- _THE EXERCISE_
Give back only the lines from the one with "Extract all readable text from this page." through the last line of the data, exactly as they appear.

--

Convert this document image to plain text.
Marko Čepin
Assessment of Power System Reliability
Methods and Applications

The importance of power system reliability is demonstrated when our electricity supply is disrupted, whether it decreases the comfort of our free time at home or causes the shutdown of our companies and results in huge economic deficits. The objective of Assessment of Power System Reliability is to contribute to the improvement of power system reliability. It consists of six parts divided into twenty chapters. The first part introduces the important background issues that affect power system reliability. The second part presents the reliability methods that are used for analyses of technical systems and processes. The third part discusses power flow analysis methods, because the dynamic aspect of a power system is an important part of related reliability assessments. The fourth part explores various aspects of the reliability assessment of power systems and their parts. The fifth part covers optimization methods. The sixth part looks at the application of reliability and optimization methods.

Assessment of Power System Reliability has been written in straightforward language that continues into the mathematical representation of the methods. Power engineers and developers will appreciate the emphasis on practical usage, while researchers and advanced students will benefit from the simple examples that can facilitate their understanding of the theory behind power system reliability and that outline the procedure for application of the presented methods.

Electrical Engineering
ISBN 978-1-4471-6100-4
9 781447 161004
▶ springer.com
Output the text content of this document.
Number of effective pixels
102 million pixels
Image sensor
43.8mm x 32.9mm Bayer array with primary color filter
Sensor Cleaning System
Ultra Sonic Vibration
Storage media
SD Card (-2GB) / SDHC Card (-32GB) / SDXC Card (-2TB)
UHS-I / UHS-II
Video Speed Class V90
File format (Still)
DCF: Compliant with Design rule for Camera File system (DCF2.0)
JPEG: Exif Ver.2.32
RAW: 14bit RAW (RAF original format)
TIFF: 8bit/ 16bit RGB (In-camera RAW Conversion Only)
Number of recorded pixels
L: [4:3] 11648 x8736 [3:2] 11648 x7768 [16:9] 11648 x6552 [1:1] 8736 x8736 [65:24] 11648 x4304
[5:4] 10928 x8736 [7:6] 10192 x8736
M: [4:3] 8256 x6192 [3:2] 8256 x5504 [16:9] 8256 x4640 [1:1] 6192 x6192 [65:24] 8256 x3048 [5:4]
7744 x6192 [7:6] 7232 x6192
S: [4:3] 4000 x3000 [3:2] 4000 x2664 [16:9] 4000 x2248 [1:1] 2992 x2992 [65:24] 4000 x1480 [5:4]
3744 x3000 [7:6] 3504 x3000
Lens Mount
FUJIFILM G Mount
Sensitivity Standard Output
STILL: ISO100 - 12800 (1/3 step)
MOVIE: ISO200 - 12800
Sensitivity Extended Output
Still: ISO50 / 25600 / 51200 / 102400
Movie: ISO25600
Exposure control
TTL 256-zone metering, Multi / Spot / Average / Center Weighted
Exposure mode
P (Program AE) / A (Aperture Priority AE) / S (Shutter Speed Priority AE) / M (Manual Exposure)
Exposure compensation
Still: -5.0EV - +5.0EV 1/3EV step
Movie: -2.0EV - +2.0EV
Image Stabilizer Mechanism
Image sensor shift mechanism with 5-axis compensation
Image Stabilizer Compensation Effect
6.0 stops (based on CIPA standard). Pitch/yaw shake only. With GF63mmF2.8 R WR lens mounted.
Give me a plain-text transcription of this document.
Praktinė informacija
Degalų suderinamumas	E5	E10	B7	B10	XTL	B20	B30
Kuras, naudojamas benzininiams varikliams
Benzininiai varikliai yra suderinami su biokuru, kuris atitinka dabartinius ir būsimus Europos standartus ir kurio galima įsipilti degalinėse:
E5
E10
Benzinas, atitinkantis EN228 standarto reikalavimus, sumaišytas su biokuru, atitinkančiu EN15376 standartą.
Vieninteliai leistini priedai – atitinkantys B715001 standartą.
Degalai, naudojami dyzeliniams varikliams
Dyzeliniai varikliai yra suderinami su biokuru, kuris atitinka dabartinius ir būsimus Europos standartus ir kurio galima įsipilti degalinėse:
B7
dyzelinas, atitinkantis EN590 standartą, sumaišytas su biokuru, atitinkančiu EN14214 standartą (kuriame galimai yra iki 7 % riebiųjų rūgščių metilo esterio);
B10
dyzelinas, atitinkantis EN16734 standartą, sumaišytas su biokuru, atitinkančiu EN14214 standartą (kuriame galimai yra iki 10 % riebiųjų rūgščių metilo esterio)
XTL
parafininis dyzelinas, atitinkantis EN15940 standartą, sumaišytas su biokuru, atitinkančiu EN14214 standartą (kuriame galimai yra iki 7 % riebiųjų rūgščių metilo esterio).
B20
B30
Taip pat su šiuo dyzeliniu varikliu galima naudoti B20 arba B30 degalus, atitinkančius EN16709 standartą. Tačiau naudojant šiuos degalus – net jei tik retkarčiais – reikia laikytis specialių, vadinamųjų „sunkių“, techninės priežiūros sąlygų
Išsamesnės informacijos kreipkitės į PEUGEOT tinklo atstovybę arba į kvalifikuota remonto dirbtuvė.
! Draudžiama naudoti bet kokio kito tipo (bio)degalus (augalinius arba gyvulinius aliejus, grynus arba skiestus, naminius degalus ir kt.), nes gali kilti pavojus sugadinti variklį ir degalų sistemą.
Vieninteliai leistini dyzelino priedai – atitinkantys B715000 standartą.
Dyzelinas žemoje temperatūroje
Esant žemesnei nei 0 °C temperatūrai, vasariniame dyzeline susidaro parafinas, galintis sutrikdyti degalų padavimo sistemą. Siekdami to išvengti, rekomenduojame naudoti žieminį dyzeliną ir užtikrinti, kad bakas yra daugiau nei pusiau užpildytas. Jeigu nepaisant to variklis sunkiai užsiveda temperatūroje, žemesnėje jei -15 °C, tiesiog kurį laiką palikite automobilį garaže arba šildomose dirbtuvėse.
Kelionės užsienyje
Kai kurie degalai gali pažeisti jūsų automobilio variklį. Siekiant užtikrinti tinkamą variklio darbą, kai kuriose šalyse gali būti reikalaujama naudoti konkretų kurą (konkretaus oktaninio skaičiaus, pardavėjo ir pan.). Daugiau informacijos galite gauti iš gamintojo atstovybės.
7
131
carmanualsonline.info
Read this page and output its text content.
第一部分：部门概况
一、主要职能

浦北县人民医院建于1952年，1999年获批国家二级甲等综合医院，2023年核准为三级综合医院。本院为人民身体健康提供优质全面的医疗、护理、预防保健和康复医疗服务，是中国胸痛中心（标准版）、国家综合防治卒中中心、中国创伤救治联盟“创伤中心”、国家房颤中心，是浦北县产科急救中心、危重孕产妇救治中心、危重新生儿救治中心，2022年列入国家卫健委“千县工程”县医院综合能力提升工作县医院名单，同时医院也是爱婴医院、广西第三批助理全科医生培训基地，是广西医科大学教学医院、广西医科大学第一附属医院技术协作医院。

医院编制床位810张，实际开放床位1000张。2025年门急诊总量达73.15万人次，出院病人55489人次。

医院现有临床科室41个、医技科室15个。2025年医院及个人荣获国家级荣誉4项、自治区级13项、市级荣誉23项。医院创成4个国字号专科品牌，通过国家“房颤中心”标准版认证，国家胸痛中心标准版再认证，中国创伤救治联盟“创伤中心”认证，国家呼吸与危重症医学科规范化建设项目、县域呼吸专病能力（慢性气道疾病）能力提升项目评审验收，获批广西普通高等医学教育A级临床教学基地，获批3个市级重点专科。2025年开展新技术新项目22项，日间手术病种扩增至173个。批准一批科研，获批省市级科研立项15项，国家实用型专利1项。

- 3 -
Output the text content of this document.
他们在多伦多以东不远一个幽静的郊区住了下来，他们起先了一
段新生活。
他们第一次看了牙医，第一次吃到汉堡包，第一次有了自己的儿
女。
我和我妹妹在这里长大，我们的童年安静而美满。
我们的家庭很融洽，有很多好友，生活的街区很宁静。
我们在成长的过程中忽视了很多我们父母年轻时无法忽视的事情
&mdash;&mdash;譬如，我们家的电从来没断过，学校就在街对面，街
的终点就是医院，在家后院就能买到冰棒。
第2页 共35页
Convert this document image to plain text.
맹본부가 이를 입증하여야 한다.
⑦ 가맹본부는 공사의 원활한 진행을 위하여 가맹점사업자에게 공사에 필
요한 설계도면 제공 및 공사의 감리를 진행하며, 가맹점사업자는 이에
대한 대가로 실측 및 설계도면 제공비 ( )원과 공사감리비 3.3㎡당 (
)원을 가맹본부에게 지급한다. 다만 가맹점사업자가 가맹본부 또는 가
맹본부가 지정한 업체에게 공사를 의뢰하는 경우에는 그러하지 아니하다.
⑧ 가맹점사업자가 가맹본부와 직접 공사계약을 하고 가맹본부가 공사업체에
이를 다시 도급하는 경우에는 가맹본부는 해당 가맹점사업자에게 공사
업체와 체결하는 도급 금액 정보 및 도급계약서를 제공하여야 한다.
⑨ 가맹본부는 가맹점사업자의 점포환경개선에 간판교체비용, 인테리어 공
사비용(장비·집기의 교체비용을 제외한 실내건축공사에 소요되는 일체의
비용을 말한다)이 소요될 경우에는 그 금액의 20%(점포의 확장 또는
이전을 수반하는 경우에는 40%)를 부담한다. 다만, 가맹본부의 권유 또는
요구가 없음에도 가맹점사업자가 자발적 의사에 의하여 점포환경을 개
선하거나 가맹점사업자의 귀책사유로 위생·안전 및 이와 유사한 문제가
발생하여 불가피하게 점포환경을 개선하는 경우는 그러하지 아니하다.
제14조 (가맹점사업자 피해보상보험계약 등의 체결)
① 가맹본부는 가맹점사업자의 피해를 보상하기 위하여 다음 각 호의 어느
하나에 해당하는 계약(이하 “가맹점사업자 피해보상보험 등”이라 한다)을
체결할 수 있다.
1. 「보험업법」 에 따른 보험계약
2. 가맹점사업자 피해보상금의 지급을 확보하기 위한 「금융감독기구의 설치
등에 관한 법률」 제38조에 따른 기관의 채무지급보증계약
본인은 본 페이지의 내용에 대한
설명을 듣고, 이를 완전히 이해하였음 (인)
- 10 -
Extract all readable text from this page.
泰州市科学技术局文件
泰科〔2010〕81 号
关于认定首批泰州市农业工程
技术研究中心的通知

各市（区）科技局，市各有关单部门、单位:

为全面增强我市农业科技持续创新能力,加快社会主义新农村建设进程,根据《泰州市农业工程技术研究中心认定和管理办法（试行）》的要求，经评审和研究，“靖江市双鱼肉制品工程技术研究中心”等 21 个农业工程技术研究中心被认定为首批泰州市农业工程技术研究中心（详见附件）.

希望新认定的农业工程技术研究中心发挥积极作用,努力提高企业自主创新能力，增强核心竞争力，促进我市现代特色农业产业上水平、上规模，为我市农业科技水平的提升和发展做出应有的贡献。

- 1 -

--

- _TASK RESPONSE_
Extract all readable text from this page.
泰州市科学技术局文件
泰科〔2010〕81 号
关于认定首批泰州市农业工程
技术研究中心的通知

各市（区）科技局，市各有关单部门、单位:

为全面增强我市农业科技持续创新能力,加快社会主义新农村建设进程,根据《泰州市农业工程技术研究中心认定和管理办法（试行）》的要求，经评审和研究，“靖江市双鱼肉制品工程技术研究中心”等 21 个农业工程技术研究中心被认定为首批泰州市农业工程技术研究中心（详见附件）.

希望新认定的农业工程技术研究中心发挥积极作用,努力提高企业自主创新能力，增强核心竞争力，促进我市现代特色农业产业上水平、上规模，为我市农业科技水平的提升和发展做出应有的贡献。

- 1 -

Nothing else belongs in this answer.